Can you output every line of the listing below verbatim, leaving out the pictures?

Records excerpted from a collection:
= = = =

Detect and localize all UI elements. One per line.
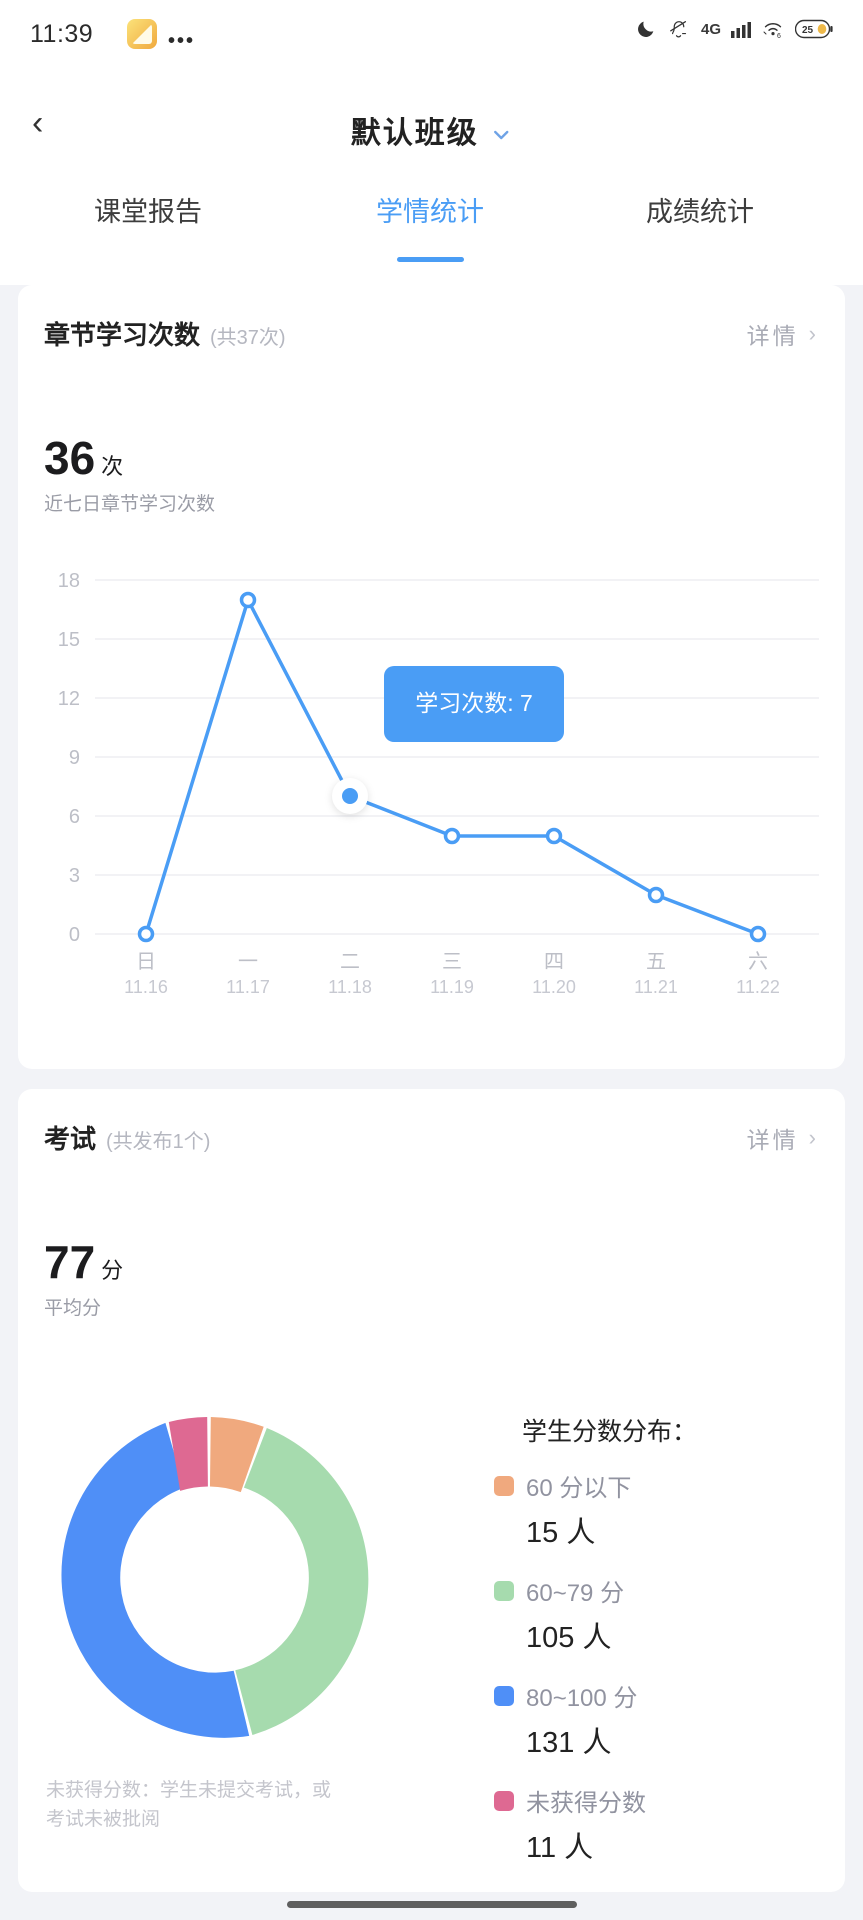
svg-text:日: 日	[136, 951, 156, 973]
svg-text:25: 25	[802, 25, 814, 36]
svg-text:11.21: 11.21	[634, 977, 678, 997]
svg-text:9: 9	[69, 747, 80, 769]
svg-text:三: 三	[442, 951, 462, 973]
svg-text:11.22: 11.22	[736, 977, 780, 997]
svg-text:二: 二	[340, 951, 360, 973]
svg-text:6: 6	[69, 806, 80, 828]
svg-text:11.17: 11.17	[226, 977, 270, 997]
svg-text:六: 六	[748, 950, 768, 973]
svg-text:五: 五	[646, 951, 666, 973]
svg-text:四: 四	[544, 951, 564, 973]
svg-text:6: 6	[777, 33, 781, 39]
svg-text:0: 0	[69, 924, 80, 946]
svg-text:18: 18	[58, 570, 80, 592]
svg-text:3: 3	[69, 865, 80, 887]
svg-text:学习次数: 7: 学习次数: 7	[415, 690, 533, 716]
svg-text:11.18: 11.18	[328, 977, 372, 997]
svg-text:11.16: 11.16	[124, 977, 168, 997]
svg-text:12: 12	[58, 688, 80, 710]
svg-text:一: 一	[238, 951, 258, 973]
svg-text:15: 15	[58, 629, 80, 651]
svg-text:11.20: 11.20	[532, 977, 576, 997]
svg-text:11.19: 11.19	[430, 977, 474, 997]
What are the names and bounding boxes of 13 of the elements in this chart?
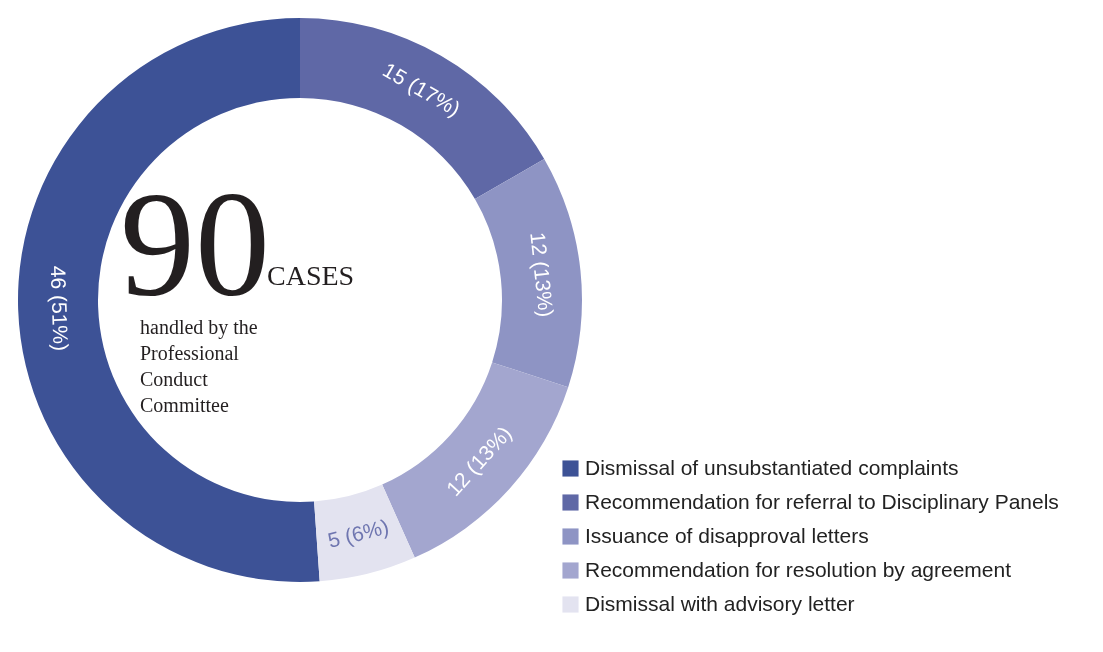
legend-label: Dismissal of unsubstantiated complaints [585,455,959,479]
donut-slice [474,159,582,388]
donut-slice [300,18,545,199]
legend-label: Recommendation for referral to Disciplinary Panels [585,489,1059,513]
legend-label: Recommendation for resolution by agreement [585,557,1012,581]
text: CASES [267,260,355,291]
data-label: 12 (13%) [526,230,559,319]
legend-label: Dismissal with advisory letter [585,591,855,615]
data-label: 46 (51%) [46,265,73,352]
legend-label: Issuance of disapproval letters [585,523,869,547]
donut-slice [314,484,415,582]
data-label: 5 (6%) [325,514,391,552]
text: handled by the Professional Conduct Committee [140,316,258,416]
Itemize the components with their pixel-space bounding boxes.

= = = =

- [Worked answer]
Detect and localize all UI elements. One per line.
svg-text:日: 日	[136, 951, 156, 973]
svg-text:25: 25	[802, 25, 814, 36]
svg-text:11.21: 11.21	[634, 977, 678, 997]
svg-text:9: 9	[69, 747, 80, 769]
svg-text:三: 三	[442, 951, 462, 973]
svg-text:11.22: 11.22	[736, 977, 780, 997]
svg-text:二: 二	[340, 951, 360, 973]
svg-text:6: 6	[69, 806, 80, 828]
svg-text:11.17: 11.17	[226, 977, 270, 997]
svg-text:六: 六	[748, 950, 768, 973]
svg-text:五: 五	[646, 951, 666, 973]
svg-text:四: 四	[544, 951, 564, 973]
svg-text:6: 6	[777, 33, 781, 39]
svg-text:0: 0	[69, 924, 80, 946]
svg-text:18: 18	[58, 570, 80, 592]
svg-text:3: 3	[69, 865, 80, 887]
svg-text:学习次数: 7: 学习次数: 7	[415, 690, 533, 716]
svg-text:11.18: 11.18	[328, 977, 372, 997]
svg-text:11.16: 11.16	[124, 977, 168, 997]
svg-text:12: 12	[58, 688, 80, 710]
svg-text:一: 一	[238, 951, 258, 973]
svg-text:15: 15	[58, 629, 80, 651]
svg-text:11.20: 11.20	[532, 977, 576, 997]
svg-text:11.19: 11.19	[430, 977, 474, 997]
What are the names and bounding boxes of 13 of the elements in this chart?
legend-label: Dismissal of unsubstantiated complaints [585,455,959,479]
donut-slice [474,159,582,388]
donut-slice [300,18,545,199]
legend-label: Recommendation for referral to Disciplinary Panels [585,489,1059,513]
legend-label: Recommendation for resolution by agreement [585,557,1012,581]
text: CASES [267,260,355,291]
data-label: 12 (13%) [526,230,559,319]
legend-label: Dismissal with advisory letter [585,591,855,615]
data-label: 46 (51%) [46,265,73,352]
legend-label: Issuance of disapproval letters [585,523,869,547]
donut-slice [314,484,415,582]
data-label: 5 (6%) [325,514,391,552]
text: handled by the Professional Conduct Committee [140,316,258,416]
Itemize the components with their pixel-space bounding boxes.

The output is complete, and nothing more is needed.